▶ _Work to complete_
The entries below should be quoted exactly, with no pictures carried over.

▶ _Data to process_

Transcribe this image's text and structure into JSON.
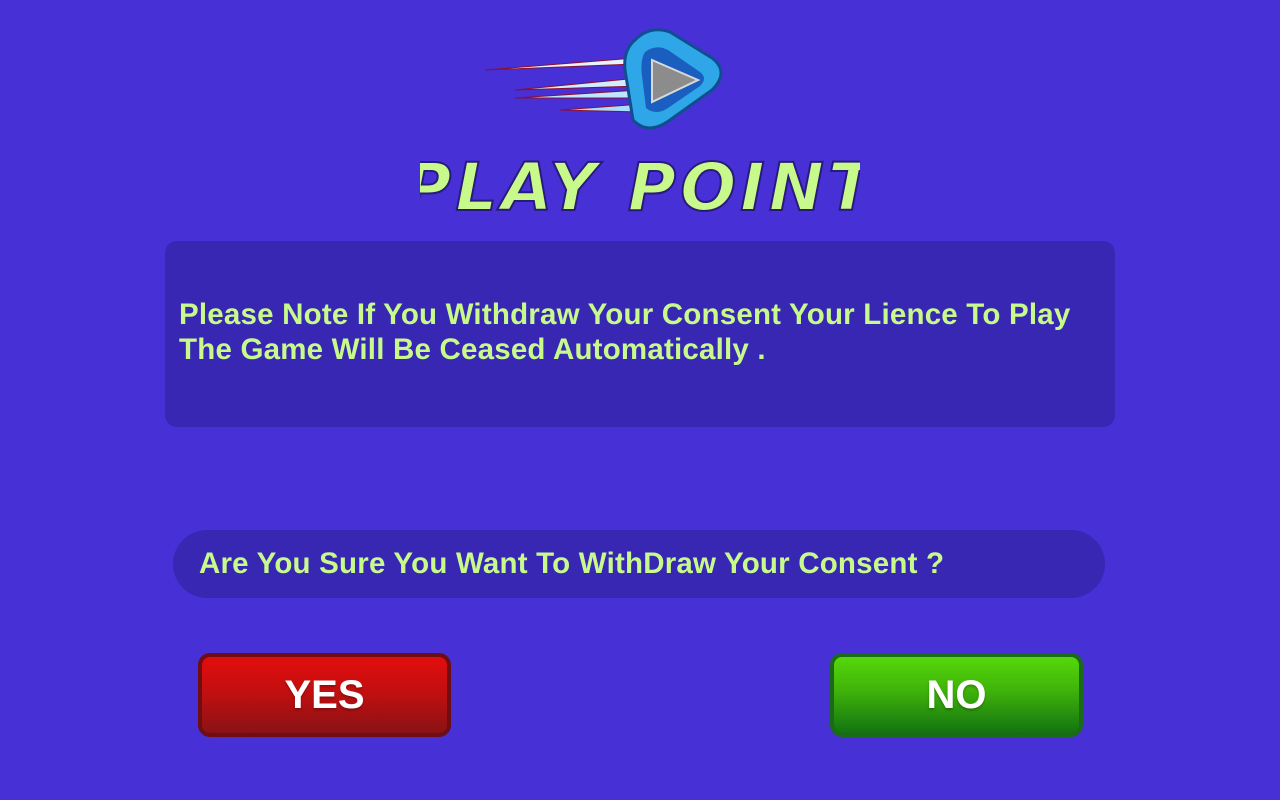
{
  "brand": {
    "logo_text": "PLAY POINT",
    "icon": "play-button-icon",
    "colors": {
      "logo_text": "#c7f98b",
      "logo_ring": "#2ea6e8",
      "logo_play": "#8a8a8a"
    }
  },
  "dialog": {
    "notice": "Please Note If You Withdraw Your Consent Your Lience To Play The Game Will Be Ceased Automatically .",
    "question": "Are You Sure You Want To WithDraw Your Consent ?"
  },
  "buttons": {
    "yes_label": "YES",
    "no_label": "NO"
  },
  "colors": {
    "background": "#4630d6",
    "panel": "#3827b2",
    "text": "#c7f98b",
    "yes": "#d10e0e",
    "no": "#44c00a"
  }
}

▶ _The completed task_
Transcribe this image's text and structure into JSON.
{
  "brand": {
    "logo_text": "PLAY POINT",
    "icon": "play-button-icon",
    "colors": {
      "logo_text": "#c7f98b",
      "logo_ring": "#2ea6e8",
      "logo_play": "#8a8a8a"
    }
  },
  "dialog": {
    "notice": "Please Note If You Withdraw Your Consent Your Lience To Play The Game Will Be Ceased Automatically .",
    "question": "Are You Sure You Want To WithDraw Your Consent ?"
  },
  "buttons": {
    "yes_label": "YES",
    "no_label": "NO"
  },
  "colors": {
    "background": "#4630d6",
    "panel": "#3827b2",
    "text": "#c7f98b",
    "yes": "#d10e0e",
    "no": "#44c00a"
  }
}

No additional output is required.